#### What is needed:
Pick every line with "Компьютер" from the material below.

#### A block of data:
>> Begin

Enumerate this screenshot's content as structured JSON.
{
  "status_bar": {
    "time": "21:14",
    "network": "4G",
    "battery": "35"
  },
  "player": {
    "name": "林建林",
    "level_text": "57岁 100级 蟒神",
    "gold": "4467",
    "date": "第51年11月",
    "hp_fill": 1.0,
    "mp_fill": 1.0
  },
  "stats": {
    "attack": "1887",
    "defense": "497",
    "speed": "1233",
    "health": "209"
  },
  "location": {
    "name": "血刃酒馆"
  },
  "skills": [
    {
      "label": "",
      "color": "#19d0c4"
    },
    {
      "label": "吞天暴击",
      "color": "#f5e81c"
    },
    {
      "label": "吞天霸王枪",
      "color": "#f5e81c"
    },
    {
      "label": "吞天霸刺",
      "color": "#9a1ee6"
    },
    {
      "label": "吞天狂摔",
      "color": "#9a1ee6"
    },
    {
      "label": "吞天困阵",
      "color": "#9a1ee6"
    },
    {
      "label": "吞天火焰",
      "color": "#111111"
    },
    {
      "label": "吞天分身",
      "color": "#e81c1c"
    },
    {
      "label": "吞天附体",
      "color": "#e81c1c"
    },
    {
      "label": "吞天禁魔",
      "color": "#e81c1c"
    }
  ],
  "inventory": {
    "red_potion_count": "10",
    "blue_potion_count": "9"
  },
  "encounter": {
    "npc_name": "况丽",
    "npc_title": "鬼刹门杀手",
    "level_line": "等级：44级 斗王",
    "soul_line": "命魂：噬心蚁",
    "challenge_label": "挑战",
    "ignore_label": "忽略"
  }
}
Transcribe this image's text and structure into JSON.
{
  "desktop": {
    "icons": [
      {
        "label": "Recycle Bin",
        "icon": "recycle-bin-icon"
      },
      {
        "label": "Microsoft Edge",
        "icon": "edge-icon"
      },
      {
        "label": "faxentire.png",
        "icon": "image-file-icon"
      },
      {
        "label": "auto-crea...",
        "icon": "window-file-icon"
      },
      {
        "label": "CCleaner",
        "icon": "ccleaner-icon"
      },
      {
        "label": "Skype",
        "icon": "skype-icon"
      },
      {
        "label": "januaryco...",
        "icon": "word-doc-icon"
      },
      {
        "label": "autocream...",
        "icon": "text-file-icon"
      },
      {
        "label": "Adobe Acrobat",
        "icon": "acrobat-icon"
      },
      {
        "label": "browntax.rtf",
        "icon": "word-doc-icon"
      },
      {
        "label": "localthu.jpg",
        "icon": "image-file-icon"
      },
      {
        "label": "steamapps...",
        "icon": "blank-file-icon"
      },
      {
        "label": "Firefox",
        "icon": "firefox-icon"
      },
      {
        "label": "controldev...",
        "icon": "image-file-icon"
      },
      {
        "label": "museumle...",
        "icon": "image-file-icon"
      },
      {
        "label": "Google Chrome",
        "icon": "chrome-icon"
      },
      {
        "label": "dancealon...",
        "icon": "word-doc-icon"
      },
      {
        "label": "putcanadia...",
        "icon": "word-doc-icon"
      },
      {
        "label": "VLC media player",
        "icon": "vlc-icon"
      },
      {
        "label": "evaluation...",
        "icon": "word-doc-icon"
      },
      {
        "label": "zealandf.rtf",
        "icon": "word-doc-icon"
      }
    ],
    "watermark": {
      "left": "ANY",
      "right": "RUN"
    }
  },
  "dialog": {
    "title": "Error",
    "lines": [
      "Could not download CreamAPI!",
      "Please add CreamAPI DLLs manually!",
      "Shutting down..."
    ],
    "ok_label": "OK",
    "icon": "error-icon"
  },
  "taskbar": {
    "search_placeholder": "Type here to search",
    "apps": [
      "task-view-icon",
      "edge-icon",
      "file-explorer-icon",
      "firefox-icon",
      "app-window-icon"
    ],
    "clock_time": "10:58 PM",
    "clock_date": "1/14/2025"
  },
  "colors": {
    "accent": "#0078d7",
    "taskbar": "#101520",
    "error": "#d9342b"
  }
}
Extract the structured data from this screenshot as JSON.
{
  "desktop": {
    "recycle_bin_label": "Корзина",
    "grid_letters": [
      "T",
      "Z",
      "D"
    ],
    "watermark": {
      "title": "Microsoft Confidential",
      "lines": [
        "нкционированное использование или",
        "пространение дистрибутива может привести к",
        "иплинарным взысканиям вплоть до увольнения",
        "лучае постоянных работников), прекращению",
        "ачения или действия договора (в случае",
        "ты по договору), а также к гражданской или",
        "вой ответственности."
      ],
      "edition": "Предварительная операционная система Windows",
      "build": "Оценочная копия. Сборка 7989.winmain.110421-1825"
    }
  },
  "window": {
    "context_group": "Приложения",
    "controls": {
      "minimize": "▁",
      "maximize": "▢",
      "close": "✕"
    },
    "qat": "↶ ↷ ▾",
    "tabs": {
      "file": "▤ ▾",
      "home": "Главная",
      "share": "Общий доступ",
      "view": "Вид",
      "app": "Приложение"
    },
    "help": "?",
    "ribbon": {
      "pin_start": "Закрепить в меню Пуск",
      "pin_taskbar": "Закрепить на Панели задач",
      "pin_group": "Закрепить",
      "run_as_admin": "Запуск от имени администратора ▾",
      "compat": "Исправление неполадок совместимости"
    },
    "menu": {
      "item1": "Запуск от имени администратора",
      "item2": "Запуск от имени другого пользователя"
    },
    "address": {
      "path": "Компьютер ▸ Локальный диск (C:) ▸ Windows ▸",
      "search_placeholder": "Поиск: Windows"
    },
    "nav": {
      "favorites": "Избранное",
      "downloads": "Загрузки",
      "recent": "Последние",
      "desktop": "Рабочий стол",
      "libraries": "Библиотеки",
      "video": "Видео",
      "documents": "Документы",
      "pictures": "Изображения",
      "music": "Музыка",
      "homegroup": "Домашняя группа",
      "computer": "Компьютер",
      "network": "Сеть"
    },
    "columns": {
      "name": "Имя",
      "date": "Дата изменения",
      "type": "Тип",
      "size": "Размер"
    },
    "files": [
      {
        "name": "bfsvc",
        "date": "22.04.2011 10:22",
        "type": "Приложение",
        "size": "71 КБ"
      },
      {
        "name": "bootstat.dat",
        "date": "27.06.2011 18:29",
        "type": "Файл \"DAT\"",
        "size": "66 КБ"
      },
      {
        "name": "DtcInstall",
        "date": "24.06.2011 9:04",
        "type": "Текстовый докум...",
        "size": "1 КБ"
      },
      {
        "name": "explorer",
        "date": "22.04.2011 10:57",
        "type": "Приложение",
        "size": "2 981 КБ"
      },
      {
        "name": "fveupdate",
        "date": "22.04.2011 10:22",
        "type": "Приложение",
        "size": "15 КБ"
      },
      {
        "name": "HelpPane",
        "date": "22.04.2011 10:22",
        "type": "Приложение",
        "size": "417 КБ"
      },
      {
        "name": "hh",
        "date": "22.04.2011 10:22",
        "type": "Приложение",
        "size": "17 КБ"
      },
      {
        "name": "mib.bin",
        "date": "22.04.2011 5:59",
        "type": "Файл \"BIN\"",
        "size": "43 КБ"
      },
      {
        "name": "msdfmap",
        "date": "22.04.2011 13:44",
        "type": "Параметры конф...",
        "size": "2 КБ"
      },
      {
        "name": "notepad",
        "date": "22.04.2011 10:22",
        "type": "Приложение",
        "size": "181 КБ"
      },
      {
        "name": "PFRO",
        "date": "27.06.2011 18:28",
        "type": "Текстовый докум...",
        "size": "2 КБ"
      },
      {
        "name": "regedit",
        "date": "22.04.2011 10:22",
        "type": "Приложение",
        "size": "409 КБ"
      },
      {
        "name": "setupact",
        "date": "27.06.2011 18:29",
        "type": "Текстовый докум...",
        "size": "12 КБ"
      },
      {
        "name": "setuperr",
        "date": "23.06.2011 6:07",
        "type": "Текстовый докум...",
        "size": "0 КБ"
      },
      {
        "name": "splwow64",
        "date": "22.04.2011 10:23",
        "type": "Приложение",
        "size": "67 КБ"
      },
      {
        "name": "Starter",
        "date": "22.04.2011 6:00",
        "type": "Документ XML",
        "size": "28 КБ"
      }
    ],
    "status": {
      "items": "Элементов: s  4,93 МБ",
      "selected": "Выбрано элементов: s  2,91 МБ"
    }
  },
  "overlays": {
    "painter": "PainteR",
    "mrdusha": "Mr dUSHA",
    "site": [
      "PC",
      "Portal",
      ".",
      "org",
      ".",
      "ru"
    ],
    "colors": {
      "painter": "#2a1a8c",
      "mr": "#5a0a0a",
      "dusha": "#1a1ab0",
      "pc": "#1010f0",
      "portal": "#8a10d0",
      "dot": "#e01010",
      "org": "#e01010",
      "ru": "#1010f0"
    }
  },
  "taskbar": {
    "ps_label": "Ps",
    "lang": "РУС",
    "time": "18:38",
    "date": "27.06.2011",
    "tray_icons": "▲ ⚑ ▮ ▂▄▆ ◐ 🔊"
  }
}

>> End

#### Full solution:
      "path": "Компьютер ▸ Локальный диск (C:) ▸ Windows ▸",
      "computer": "Компьютер",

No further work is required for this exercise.